Records from a data collection:
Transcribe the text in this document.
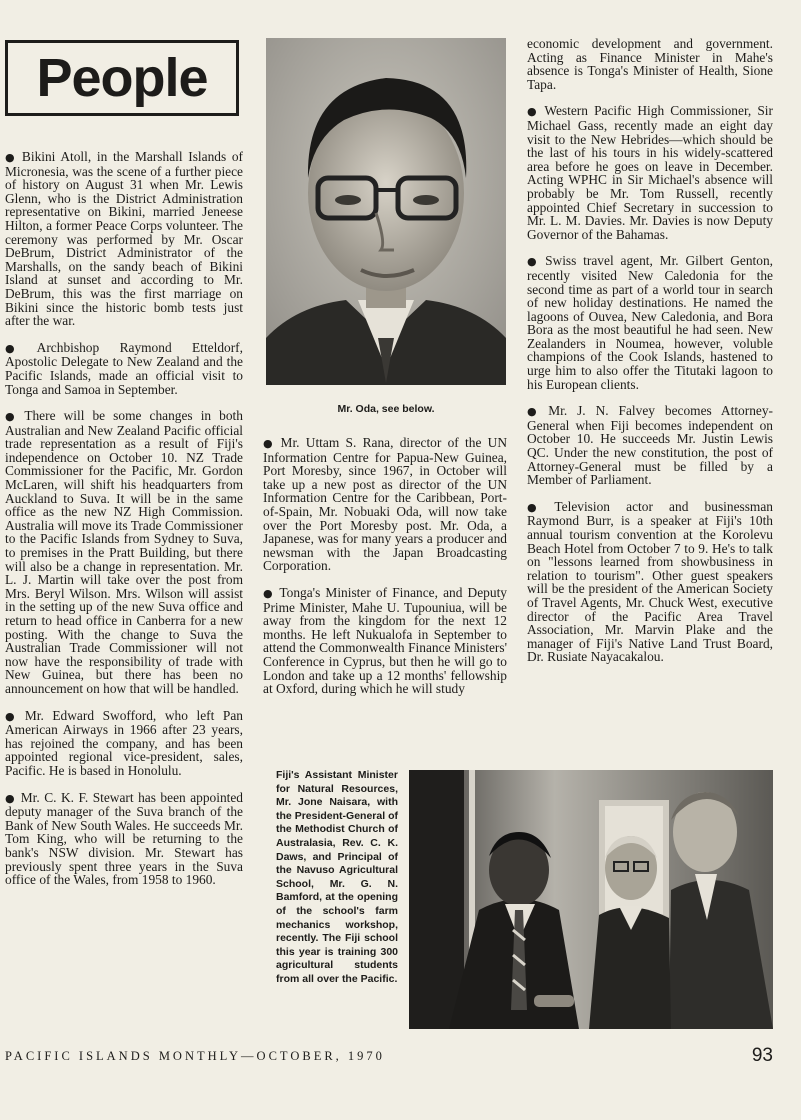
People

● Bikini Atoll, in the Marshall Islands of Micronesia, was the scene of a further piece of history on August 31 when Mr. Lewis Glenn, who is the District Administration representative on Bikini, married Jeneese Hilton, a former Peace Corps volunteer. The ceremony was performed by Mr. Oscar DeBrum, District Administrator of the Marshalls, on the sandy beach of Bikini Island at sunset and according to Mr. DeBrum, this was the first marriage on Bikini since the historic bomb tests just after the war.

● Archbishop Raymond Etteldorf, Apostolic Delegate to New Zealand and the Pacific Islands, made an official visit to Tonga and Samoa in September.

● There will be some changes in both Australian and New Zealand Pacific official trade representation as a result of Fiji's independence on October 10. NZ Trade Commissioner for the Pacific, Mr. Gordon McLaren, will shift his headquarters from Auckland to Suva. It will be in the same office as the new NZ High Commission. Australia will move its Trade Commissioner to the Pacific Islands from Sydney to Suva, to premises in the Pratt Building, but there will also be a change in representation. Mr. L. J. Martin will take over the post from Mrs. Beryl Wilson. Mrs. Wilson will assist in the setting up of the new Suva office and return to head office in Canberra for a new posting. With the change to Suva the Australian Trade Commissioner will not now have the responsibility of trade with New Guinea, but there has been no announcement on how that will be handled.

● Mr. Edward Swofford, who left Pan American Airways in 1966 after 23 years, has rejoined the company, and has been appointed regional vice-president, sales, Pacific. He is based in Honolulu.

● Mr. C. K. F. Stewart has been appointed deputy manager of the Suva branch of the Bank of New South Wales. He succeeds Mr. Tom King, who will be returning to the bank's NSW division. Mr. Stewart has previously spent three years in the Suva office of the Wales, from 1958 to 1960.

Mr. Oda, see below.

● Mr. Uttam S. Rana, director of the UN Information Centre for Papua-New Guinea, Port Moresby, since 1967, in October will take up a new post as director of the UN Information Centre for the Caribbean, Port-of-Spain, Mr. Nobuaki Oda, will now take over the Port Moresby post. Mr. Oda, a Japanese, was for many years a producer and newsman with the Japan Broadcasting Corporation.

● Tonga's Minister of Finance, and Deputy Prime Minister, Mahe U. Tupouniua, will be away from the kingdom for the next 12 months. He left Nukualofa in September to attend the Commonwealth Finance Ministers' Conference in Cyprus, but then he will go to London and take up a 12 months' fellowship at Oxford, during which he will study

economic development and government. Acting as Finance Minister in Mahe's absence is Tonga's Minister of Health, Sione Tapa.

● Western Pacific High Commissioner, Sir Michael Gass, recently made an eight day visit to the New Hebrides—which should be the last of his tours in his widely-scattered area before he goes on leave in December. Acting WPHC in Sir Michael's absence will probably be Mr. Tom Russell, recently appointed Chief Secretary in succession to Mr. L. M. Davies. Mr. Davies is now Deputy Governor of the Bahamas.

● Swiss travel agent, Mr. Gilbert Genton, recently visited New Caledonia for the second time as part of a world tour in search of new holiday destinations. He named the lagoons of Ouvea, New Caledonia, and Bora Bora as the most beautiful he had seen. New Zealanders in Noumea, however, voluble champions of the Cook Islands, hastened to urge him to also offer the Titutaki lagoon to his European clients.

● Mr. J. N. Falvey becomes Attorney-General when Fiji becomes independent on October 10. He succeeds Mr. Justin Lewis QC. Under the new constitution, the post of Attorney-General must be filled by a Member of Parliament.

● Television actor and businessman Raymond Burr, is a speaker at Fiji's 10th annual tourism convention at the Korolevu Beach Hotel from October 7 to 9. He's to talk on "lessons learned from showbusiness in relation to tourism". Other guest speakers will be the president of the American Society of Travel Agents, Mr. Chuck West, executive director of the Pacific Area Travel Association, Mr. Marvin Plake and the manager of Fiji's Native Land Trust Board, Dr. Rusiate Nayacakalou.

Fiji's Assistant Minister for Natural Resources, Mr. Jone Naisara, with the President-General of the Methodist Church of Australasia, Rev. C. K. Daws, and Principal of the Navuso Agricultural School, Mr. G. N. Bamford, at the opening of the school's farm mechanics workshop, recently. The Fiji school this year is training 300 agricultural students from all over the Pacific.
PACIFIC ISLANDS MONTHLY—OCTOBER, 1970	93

Stated problem:
Write the records out once more, exactly as they appear, with no pictures.

Task solution:
Transcribe the text in this document.
People

● Bikini Atoll, in the Marshall Islands of Micronesia, was the scene of a further piece of history on August 31 when Mr. Lewis Glenn, who is the District Administration representative on Bikini, married Jeneese Hilton, a former Peace Corps volunteer. The ceremony was performed by Mr. Oscar DeBrum, District Administrator of the Marshalls, on the sandy beach of Bikini Island at sunset and according to Mr. DeBrum, this was the first marriage on Bikini since the historic bomb tests just after the war.

● Archbishop Raymond Etteldorf, Apostolic Delegate to New Zealand and the Pacific Islands, made an official visit to Tonga and Samoa in September.

● There will be some changes in both Australian and New Zealand Pacific official trade representation as a result of Fiji's independence on October 10. NZ Trade Commissioner for the Pacific, Mr. Gordon McLaren, will shift his headquarters from Auckland to Suva. It will be in the same office as the new NZ High Commission. Australia will move its Trade Commissioner to the Pacific Islands from Sydney to Suva, to premises in the Pratt Building, but there will also be a change in representation. Mr. L. J. Martin will take over the post from Mrs. Beryl Wilson. Mrs. Wilson will assist in the setting up of the new Suva office and return to head office in Canberra for a new posting. With the change to Suva the Australian Trade Commissioner will not now have the responsibility of trade with New Guinea, but there has been no announcement on how that will be handled.

● Mr. Edward Swofford, who left Pan American Airways in 1966 after 23 years, has rejoined the company, and has been appointed regional vice-president, sales, Pacific. He is based in Honolulu.

● Mr. C. K. F. Stewart has been appointed deputy manager of the Suva branch of the Bank of New South Wales. He succeeds Mr. Tom King, who will be returning to the bank's NSW division. Mr. Stewart has previously spent three years in the Suva office of the Wales, from 1958 to 1960.

Mr. Oda, see below.

● Mr. Uttam S. Rana, director of the UN Information Centre for Papua-New Guinea, Port Moresby, since 1967, in October will take up a new post as director of the UN Information Centre for the Caribbean, Port-of-Spain, Mr. Nobuaki Oda, will now take over the Port Moresby post. Mr. Oda, a Japanese, was for many years a producer and newsman with the Japan Broadcasting Corporation.

● Tonga's Minister of Finance, and Deputy Prime Minister, Mahe U. Tupouniua, will be away from the kingdom for the next 12 months. He left Nukualofa in September to attend the Commonwealth Finance Ministers' Conference in Cyprus, but then he will go to London and take up a 12 months' fellowship at Oxford, during which he will study

economic development and government. Acting as Finance Minister in Mahe's absence is Tonga's Minister of Health, Sione Tapa.

● Western Pacific High Commissioner, Sir Michael Gass, recently made an eight day visit to the New Hebrides—which should be the last of his tours in his widely-scattered area before he goes on leave in December. Acting WPHC in Sir Michael's absence will probably be Mr. Tom Russell, recently appointed Chief Secretary in succession to Mr. L. M. Davies. Mr. Davies is now Deputy Governor of the Bahamas.

● Swiss travel agent, Mr. Gilbert Genton, recently visited New Caledonia for the second time as part of a world tour in search of new holiday destinations. He named the lagoons of Ouvea, New Caledonia, and Bora Bora as the most beautiful he had seen. New Zealanders in Noumea, however, voluble champions of the Cook Islands, hastened to urge him to also offer the Titutaki lagoon to his European clients.

● Mr. J. N. Falvey becomes Attorney-General when Fiji becomes independent on October 10. He succeeds Mr. Justin Lewis QC. Under the new constitution, the post of Attorney-General must be filled by a Member of Parliament.

● Television actor and businessman Raymond Burr, is a speaker at Fiji's 10th annual tourism convention at the Korolevu Beach Hotel from October 7 to 9. He's to talk on "lessons learned from showbusiness in relation to tourism". Other guest speakers will be the president of the American Society of Travel Agents, Mr. Chuck West, executive director of the Pacific Area Travel Association, Mr. Marvin Plake and the manager of Fiji's Native Land Trust Board, Dr. Rusiate Nayacakalou.

Fiji's Assistant Minister for Natural Resources, Mr. Jone Naisara, with the President-General of the Methodist Church of Australasia, Rev. C. K. Daws, and Principal of the Navuso Agricultural School, Mr. G. N. Bamford, at the opening of the school's farm mechanics workshop, recently. The Fiji school this year is training 300 agricultural students from all over the Pacific.
PACIFIC ISLANDS MONTHLY—OCTOBER, 1970	93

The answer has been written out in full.